Copy the data word for word, keeping every line.

· · · · ·

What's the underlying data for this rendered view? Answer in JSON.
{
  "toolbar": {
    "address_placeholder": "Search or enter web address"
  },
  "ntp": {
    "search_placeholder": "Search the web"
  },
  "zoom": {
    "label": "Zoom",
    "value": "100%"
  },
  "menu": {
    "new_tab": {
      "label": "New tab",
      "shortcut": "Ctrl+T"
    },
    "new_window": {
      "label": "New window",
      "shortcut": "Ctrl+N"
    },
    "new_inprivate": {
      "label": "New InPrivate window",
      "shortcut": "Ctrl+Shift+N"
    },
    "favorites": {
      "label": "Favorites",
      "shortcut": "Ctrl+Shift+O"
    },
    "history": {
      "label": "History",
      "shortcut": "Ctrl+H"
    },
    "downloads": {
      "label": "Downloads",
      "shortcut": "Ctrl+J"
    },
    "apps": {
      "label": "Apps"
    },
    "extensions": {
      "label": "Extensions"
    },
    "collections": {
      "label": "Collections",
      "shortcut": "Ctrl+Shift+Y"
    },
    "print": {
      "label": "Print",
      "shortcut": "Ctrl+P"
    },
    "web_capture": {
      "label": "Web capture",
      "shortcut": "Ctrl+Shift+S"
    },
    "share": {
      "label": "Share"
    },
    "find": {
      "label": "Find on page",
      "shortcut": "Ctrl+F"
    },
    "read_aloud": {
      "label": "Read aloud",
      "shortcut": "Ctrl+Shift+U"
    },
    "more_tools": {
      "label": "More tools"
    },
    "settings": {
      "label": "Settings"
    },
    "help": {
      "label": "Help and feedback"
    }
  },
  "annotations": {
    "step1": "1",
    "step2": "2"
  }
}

· · · · ·

• [TASK RESPONSE]:
What's the underlying data for this rendered view? Answer in JSON.
{
  "toolbar": {
    "address_placeholder": "Search or enter web address"
  },
  "ntp": {
    "search_placeholder": "Search the web"
  },
  "zoom": {
    "label": "Zoom",
    "value": "100%"
  },
  "menu": {
    "new_tab": {
      "label": "New tab",
      "shortcut": "Ctrl+T"
    },
    "new_window": {
      "label": "New window",
      "shortcut": "Ctrl+N"
    },
    "new_inprivate": {
      "label": "New InPrivate window",
      "shortcut": "Ctrl+Shift+N"
    },
    "favorites": {
      "label": "Favorites",
      "shortcut": "Ctrl+Shift+O"
    },
    "history": {
      "label": "History",
      "shortcut": "Ctrl+H"
    },
    "downloads": {
      "label": "Downloads",
      "shortcut": "Ctrl+J"
    },
    "apps": {
      "label": "Apps"
    },
    "extensions": {
      "label": "Extensions"
    },
    "collections": {
      "label": "Collections",
      "shortcut": "Ctrl+Shift+Y"
    },
    "print": {
      "label": "Print",
      "shortcut": "Ctrl+P"
    },
    "web_capture": {
      "label": "Web capture",
      "shortcut": "Ctrl+Shift+S"
    },
    "share": {
      "label": "Share"
    },
    "find": {
      "label": "Find on page",
      "shortcut": "Ctrl+F"
    },
    "read_aloud": {
      "label": "Read aloud",
      "shortcut": "Ctrl+Shift+U"
    },
    "more_tools": {
      "label": "More tools"
    },
    "settings": {
      "label": "Settings"
    },
    "help": {
      "label": "Help and feedback"
    }
  },
  "annotations": {
    "step1": "1",
    "step2": "2"
  }
}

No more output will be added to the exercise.